[Begin Provided data]

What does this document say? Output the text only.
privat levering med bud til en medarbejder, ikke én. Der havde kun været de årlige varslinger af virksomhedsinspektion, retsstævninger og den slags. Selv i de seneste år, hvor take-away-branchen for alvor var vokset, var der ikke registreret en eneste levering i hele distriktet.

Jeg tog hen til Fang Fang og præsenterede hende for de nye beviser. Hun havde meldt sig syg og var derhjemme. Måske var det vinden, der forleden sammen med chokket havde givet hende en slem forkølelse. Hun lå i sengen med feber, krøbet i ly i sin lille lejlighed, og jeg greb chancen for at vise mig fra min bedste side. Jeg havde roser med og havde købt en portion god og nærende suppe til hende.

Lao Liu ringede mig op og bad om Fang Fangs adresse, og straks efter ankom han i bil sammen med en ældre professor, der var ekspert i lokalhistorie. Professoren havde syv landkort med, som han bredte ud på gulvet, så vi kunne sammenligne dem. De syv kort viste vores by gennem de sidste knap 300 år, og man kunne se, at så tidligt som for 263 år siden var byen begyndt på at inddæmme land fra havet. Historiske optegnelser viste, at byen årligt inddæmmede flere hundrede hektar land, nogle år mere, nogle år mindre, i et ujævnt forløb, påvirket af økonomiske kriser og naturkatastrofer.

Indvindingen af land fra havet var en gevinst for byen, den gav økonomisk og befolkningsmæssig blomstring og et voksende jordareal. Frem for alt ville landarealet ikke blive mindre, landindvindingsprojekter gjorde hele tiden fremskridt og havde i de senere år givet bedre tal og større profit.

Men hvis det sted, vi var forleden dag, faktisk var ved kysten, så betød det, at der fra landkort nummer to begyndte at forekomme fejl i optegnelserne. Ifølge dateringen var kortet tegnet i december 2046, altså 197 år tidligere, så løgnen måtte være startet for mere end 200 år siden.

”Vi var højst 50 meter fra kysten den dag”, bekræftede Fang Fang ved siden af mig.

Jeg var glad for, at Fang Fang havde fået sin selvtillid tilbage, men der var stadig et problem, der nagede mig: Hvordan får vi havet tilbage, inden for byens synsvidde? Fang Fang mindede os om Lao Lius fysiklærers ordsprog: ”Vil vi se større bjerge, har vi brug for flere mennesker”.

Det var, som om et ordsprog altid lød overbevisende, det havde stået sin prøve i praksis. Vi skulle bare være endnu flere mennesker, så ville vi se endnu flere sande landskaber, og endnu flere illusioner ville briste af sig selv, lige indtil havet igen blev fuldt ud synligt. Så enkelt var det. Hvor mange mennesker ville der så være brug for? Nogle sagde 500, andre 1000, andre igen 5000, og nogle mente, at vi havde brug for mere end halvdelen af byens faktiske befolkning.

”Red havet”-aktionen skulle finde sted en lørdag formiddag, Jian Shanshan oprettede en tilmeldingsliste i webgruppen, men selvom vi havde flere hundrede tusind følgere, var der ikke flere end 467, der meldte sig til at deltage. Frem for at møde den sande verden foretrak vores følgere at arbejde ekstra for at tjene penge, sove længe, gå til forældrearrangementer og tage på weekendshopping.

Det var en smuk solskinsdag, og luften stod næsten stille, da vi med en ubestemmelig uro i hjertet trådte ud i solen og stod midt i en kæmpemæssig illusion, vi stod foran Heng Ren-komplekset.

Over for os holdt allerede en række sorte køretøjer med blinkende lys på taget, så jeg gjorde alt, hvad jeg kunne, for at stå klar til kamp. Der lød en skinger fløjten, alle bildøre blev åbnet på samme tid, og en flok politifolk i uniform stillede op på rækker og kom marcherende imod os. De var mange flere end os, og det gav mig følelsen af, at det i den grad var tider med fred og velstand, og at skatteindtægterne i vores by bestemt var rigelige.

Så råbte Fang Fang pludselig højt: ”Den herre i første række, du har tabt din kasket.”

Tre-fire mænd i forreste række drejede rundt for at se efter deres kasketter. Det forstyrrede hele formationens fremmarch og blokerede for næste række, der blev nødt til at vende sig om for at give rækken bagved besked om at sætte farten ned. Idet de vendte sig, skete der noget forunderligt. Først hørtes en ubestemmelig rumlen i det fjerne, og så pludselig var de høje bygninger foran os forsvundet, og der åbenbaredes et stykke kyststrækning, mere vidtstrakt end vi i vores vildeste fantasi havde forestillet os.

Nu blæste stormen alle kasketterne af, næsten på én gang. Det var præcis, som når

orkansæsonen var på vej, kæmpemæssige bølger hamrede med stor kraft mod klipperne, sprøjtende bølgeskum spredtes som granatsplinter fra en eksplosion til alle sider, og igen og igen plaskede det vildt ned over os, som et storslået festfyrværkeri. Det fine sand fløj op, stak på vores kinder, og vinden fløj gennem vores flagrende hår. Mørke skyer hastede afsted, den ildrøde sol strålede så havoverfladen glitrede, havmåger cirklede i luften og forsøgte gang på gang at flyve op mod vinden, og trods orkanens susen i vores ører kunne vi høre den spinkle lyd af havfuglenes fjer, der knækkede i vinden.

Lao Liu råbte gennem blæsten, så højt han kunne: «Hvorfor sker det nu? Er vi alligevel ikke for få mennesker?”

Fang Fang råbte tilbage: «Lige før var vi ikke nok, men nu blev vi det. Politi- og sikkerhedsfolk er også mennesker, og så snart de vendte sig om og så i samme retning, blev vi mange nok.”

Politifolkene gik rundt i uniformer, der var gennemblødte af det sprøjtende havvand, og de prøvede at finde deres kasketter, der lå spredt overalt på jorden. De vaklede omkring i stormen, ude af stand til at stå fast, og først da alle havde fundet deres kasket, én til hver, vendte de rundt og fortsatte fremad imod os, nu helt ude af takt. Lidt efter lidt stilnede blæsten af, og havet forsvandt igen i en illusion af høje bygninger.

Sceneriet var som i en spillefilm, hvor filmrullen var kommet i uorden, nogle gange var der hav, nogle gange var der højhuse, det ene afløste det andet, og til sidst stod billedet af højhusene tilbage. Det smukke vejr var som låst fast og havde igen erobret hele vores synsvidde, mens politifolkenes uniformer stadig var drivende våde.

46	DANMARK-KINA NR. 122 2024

[End Provided data]

What to do — Find and copy every line in the entries above where the string "højt" occurs.

Written response —
Så råbte Fang Fang pludselig højt: ”Den herre i første række, du har tabt din kasket.”
Lao Liu råbte gennem blæsten, så højt han kunne: «Hvorfor sker det nu? Er vi alligevel ikke for få mennesker?”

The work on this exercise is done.